===== SOURCE DATA

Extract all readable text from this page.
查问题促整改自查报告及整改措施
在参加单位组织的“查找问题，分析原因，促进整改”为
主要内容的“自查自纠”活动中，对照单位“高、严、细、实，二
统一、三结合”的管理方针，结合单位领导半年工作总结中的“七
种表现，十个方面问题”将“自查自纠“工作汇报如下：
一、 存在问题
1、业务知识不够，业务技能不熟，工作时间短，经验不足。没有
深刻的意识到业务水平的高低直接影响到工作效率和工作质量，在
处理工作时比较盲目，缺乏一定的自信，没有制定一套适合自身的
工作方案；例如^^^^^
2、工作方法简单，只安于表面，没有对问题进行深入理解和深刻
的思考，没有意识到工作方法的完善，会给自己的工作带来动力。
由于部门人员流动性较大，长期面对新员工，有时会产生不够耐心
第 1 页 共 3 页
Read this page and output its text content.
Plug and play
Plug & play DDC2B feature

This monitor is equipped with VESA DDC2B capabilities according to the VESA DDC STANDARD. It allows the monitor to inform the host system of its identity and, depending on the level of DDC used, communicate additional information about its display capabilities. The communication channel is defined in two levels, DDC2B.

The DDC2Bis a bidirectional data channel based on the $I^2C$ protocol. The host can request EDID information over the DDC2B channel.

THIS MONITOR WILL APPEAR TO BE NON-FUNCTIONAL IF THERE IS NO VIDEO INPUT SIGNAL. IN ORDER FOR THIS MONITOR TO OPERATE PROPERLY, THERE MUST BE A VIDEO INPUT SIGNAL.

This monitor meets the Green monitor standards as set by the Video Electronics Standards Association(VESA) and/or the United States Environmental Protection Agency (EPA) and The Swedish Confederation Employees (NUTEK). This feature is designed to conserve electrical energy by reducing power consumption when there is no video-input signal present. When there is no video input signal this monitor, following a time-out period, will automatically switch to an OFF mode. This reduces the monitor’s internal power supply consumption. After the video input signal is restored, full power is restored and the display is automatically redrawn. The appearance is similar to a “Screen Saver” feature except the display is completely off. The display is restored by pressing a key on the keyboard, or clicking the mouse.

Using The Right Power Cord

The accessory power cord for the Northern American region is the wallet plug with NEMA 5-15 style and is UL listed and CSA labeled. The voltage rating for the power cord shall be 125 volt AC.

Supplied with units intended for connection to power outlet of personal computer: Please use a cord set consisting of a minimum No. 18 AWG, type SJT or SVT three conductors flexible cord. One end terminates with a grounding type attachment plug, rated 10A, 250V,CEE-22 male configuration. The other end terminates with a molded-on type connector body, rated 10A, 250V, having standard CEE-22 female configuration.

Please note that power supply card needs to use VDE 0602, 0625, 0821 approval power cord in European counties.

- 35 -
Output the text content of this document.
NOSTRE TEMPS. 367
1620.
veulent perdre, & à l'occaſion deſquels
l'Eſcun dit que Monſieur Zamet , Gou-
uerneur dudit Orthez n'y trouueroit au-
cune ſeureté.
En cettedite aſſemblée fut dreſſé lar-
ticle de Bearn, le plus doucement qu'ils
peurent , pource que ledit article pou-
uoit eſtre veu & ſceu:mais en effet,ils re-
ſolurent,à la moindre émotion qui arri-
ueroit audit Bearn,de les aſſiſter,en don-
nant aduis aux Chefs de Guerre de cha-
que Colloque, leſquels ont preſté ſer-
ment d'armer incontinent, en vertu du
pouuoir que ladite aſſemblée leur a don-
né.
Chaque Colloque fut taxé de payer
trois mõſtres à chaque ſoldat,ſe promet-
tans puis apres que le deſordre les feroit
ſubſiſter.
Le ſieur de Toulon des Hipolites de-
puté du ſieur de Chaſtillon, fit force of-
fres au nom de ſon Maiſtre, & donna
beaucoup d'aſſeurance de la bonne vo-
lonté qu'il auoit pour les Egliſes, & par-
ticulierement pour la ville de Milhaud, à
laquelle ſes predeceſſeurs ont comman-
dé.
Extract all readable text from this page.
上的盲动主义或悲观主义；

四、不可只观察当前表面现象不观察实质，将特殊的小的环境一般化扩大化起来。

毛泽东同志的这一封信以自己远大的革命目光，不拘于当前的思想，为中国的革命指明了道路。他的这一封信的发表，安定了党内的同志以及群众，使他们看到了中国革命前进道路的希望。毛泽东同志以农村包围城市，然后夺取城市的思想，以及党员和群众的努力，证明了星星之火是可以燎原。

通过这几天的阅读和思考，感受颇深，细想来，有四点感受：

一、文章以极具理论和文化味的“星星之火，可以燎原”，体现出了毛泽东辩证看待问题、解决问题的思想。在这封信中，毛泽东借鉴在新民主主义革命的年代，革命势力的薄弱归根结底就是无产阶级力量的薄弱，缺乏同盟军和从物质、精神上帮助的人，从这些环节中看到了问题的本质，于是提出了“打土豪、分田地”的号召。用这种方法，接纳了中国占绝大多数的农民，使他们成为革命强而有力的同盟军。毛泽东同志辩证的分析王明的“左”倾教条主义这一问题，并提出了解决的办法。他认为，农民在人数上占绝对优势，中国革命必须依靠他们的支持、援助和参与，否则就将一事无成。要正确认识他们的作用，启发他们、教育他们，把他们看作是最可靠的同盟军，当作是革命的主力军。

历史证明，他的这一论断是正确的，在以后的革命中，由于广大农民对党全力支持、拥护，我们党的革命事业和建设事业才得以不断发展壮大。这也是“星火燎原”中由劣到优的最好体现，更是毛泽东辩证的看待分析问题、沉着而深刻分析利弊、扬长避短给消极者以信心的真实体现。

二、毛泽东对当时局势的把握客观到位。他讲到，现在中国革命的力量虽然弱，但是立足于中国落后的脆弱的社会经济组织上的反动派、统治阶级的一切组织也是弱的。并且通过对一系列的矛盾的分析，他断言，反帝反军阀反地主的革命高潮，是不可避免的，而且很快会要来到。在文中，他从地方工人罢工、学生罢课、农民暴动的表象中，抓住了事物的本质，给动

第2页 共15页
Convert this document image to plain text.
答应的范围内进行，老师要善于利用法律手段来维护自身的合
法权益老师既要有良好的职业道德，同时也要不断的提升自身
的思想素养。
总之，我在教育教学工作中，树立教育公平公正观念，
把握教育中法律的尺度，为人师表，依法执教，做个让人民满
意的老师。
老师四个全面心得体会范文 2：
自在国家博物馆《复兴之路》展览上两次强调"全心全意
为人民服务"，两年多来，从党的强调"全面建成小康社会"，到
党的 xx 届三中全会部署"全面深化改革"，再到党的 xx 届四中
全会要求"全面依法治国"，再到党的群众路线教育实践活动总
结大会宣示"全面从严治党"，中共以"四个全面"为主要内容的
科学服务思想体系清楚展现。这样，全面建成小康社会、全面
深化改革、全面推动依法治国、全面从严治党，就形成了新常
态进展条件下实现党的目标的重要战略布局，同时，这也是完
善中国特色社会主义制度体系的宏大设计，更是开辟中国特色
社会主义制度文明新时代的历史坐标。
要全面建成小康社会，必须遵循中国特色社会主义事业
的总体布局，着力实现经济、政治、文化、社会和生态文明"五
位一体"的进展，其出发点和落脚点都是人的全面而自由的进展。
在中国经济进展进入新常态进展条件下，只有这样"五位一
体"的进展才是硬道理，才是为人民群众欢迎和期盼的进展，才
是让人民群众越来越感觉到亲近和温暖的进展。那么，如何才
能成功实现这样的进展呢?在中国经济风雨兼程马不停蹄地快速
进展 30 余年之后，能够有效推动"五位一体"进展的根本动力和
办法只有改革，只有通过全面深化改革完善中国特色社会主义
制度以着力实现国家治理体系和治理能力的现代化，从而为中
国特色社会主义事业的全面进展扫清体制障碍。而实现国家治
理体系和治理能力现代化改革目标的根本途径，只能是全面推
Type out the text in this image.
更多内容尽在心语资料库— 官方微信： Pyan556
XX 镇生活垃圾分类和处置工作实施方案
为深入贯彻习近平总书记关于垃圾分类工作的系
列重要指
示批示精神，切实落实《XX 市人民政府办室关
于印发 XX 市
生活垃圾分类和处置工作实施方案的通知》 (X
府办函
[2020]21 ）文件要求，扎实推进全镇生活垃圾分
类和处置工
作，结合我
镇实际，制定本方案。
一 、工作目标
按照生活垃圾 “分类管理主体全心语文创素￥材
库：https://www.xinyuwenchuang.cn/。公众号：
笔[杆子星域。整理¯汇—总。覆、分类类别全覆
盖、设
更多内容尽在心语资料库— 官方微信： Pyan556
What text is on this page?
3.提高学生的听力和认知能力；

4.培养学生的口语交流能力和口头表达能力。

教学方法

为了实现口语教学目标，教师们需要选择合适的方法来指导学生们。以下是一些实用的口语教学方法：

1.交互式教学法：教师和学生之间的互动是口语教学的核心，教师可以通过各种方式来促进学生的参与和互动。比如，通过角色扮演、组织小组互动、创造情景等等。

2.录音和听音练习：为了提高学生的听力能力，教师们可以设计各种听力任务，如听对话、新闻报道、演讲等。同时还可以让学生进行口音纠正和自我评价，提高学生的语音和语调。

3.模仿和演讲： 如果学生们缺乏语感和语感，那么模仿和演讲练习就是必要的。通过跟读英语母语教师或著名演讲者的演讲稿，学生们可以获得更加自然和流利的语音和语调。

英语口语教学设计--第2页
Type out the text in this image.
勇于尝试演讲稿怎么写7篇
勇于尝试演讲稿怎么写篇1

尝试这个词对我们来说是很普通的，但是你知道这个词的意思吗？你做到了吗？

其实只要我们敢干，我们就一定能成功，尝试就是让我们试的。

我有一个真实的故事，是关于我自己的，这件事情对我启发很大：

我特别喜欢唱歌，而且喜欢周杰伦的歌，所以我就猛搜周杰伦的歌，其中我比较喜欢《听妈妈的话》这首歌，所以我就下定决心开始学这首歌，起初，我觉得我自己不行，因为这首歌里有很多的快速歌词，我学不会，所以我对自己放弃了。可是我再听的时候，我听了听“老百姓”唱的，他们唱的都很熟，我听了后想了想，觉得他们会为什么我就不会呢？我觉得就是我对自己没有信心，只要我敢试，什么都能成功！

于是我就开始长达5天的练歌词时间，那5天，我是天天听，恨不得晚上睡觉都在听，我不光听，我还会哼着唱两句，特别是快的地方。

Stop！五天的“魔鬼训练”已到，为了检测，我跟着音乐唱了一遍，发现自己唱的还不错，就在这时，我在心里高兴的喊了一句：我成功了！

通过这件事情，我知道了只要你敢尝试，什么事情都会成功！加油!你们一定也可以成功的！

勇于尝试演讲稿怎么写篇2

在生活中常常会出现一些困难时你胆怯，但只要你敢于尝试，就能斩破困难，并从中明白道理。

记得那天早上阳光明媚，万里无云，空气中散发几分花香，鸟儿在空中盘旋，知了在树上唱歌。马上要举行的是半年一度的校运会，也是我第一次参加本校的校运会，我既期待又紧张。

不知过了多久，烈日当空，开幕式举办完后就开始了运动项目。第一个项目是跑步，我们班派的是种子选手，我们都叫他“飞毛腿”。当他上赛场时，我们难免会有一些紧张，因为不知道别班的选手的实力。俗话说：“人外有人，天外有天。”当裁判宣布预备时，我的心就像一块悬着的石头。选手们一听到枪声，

==========

WRITTEN EXERCISE>
Which lines hold the word "content"? Return all of them from the records above.

EXERCISE RESULT>
Read this page and output its text content.
Output the text content of this document.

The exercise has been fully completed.